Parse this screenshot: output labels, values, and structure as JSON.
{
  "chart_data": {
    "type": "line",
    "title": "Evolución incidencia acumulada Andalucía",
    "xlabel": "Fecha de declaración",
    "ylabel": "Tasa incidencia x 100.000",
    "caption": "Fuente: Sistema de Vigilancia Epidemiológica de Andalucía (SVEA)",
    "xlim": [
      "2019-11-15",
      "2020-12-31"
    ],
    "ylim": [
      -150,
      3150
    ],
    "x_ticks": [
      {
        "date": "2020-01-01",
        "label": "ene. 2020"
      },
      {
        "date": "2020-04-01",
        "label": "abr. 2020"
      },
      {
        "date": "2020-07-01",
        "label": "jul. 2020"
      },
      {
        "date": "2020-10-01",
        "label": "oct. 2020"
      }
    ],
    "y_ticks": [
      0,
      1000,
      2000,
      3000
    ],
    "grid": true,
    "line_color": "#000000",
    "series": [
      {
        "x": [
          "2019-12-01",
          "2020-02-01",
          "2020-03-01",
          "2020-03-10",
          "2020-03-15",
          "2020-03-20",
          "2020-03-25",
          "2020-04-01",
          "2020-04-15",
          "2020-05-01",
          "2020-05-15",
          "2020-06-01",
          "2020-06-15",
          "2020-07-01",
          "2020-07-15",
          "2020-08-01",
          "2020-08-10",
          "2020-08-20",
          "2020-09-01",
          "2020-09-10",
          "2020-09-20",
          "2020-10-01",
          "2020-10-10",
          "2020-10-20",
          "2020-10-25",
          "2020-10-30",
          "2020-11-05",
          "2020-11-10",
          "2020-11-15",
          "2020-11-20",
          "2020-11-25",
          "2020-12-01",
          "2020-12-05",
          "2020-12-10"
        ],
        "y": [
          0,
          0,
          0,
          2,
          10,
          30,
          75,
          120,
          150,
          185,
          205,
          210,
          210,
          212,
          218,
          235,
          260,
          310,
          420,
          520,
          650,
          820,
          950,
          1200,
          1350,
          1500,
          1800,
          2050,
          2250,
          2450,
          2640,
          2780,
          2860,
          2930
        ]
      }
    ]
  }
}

- Goal: Repeat the records above exactly, leaving none out.

- Task result:
Parse this screenshot: output labels, values, and structure as JSON.
{
  "chart_data": {
    "type": "line",
    "title": "Evolución incidencia acumulada Andalucía",
    "xlabel": "Fecha de declaración",
    "ylabel": "Tasa incidencia x 100.000",
    "caption": "Fuente: Sistema de Vigilancia Epidemiológica de Andalucía (SVEA)",
    "xlim": [
      "2019-11-15",
      "2020-12-31"
    ],
    "ylim": [
      -150,
      3150
    ],
    "x_ticks": [
      {
        "date": "2020-01-01",
        "label": "ene. 2020"
      },
      {
        "date": "2020-04-01",
        "label": "abr. 2020"
      },
      {
        "date": "2020-07-01",
        "label": "jul. 2020"
      },
      {
        "date": "2020-10-01",
        "label": "oct. 2020"
      }
    ],
    "y_ticks": [
      0,
      1000,
      2000,
      3000
    ],
    "grid": true,
    "line_color": "#000000",
    "series": [
      {
        "x": [
          "2019-12-01",
          "2020-02-01",
          "2020-03-01",
          "2020-03-10",
          "2020-03-15",
          "2020-03-20",
          "2020-03-25",
          "2020-04-01",
          "2020-04-15",
          "2020-05-01",
          "2020-05-15",
          "2020-06-01",
          "2020-06-15",
          "2020-07-01",
          "2020-07-15",
          "2020-08-01",
          "2020-08-10",
          "2020-08-20",
          "2020-09-01",
          "2020-09-10",
          "2020-09-20",
          "2020-10-01",
          "2020-10-10",
          "2020-10-20",
          "2020-10-25",
          "2020-10-30",
          "2020-11-05",
          "2020-11-10",
          "2020-11-15",
          "2020-11-20",
          "2020-11-25",
          "2020-12-01",
          "2020-12-05",
          "2020-12-10"
        ],
        "y": [
          0,
          0,
          0,
          2,
          10,
          30,
          75,
          120,
          150,
          185,
          205,
          210,
          210,
          212,
          218,
          235,
          260,
          310,
          420,
          520,
          650,
          820,
          950,
          1200,
          1350,
          1500,
          1800,
          2050,
          2250,
          2450,
          2640,
          2780,
          2860,
          2930
        ]
      }
    ]
  }
}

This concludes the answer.